#### Task objective
Look through the listing and locate every line containing the word "running"; copy those lines.
— START OF Provided information —
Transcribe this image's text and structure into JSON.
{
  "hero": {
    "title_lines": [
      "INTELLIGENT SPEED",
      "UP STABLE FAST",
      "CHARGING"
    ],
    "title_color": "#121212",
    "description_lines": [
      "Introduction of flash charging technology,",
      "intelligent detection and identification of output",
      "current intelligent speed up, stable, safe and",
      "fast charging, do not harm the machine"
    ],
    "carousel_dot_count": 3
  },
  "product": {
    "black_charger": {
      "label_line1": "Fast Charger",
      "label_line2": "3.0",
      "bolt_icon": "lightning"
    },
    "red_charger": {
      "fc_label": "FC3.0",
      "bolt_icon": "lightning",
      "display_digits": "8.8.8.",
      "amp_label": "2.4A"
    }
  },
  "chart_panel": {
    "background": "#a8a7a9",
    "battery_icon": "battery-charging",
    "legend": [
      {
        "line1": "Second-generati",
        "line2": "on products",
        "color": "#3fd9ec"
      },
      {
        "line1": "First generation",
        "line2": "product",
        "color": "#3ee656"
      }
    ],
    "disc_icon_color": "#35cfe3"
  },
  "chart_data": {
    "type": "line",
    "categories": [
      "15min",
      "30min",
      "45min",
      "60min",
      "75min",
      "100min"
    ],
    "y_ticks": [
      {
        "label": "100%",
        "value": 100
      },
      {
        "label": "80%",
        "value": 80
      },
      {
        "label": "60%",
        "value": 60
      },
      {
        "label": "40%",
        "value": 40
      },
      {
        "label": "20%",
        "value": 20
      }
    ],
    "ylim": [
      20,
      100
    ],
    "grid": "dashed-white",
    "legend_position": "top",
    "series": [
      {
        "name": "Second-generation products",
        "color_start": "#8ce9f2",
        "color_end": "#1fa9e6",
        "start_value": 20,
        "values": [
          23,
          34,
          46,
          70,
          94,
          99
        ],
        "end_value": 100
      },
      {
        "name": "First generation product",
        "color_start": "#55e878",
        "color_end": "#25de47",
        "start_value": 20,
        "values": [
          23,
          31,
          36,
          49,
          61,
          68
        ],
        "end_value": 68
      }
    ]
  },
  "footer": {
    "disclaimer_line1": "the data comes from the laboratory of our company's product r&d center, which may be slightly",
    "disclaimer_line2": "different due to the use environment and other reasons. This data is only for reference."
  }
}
— END OF Provided information —
— START OF Provided information —
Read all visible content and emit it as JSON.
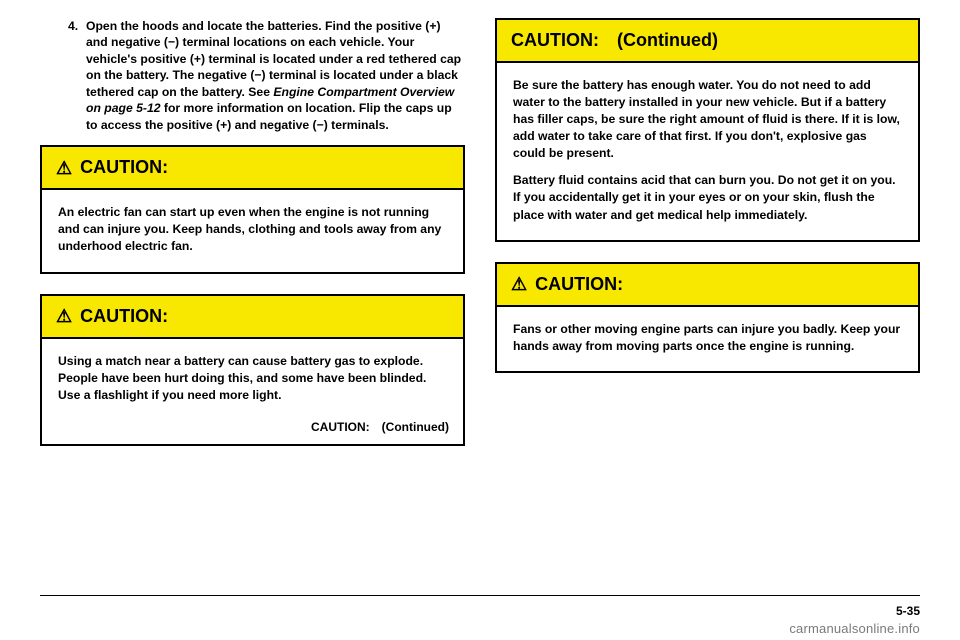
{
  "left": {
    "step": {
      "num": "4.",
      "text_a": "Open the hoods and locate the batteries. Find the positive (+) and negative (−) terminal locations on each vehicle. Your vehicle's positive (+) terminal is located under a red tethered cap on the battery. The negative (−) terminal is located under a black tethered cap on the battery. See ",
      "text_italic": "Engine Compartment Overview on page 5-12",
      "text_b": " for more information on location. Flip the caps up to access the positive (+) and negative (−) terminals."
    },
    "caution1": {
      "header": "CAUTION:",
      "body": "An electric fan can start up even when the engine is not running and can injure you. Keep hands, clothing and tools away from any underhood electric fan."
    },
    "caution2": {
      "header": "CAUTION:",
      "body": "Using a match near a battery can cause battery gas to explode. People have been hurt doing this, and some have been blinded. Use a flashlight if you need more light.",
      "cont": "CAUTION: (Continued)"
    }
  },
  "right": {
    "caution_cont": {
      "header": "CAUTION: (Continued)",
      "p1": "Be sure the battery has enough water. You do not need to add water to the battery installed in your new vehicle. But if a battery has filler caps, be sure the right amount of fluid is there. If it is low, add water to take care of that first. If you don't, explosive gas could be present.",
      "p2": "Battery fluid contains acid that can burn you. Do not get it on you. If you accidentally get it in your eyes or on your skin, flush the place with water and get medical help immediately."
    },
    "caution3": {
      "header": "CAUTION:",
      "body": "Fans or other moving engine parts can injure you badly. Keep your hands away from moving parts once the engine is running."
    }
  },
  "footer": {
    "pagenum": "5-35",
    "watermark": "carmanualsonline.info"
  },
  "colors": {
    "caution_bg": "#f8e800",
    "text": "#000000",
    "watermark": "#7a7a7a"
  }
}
— END OF Provided information —
— START OF Provided information —
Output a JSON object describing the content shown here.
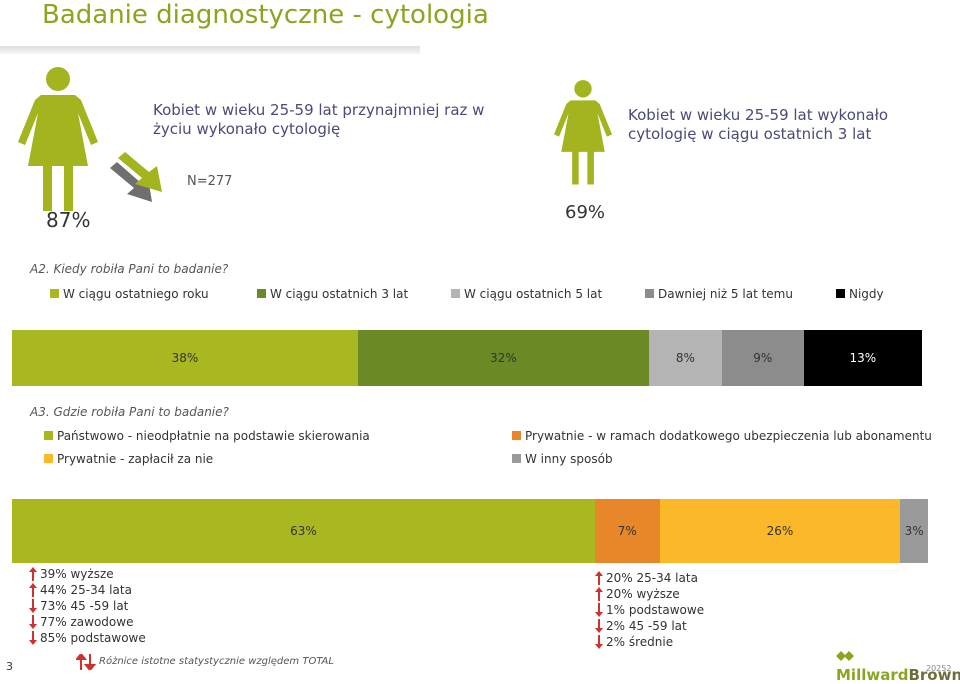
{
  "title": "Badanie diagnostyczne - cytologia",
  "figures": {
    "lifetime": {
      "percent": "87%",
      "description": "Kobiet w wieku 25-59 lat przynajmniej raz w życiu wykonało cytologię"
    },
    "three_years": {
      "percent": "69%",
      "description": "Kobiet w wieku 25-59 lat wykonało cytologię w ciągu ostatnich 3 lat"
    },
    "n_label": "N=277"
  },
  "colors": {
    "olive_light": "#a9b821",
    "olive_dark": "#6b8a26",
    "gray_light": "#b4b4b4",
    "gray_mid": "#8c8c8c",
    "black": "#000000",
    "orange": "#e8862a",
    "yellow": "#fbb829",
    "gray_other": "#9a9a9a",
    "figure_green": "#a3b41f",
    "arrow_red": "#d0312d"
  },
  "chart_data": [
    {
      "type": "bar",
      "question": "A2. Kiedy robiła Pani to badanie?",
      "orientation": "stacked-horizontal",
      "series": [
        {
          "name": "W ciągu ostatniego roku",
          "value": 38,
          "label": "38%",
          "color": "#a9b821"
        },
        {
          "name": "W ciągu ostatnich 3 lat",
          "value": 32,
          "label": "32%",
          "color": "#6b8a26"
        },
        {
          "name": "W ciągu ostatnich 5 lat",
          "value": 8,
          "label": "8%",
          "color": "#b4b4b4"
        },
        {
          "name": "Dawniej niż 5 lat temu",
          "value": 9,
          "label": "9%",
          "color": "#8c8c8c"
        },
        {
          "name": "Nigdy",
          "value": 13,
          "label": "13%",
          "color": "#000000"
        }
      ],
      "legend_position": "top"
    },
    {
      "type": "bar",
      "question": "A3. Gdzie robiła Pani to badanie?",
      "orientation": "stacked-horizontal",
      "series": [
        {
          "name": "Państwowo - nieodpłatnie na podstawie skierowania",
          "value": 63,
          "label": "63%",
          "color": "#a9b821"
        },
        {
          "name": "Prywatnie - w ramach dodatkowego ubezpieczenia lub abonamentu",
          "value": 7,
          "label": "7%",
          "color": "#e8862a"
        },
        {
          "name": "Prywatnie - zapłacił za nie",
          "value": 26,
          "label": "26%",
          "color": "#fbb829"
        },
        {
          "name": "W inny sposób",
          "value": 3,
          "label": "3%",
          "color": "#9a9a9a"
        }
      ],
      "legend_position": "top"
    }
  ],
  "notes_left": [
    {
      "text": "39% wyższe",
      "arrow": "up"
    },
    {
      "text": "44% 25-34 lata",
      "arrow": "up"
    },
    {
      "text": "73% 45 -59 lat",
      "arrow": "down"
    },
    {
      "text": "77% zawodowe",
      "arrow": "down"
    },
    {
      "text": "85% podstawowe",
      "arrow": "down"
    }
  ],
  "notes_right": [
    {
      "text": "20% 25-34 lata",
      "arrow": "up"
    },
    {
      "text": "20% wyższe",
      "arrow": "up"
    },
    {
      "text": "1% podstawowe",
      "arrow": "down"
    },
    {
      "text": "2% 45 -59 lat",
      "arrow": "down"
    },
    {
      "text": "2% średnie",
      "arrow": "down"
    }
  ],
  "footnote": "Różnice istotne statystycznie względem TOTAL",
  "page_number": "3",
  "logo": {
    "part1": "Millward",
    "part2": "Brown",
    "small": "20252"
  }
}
— END OF Provided information —
#### Task answer
      "body": "An electric fan can start up even when the engine is not running and can injure you. Keep hands, clothing and tools away from any underhood electric fan."
      "body": "Fans or other moving engine parts can injure you badly. Keep your hands away from moving parts once the engine is running."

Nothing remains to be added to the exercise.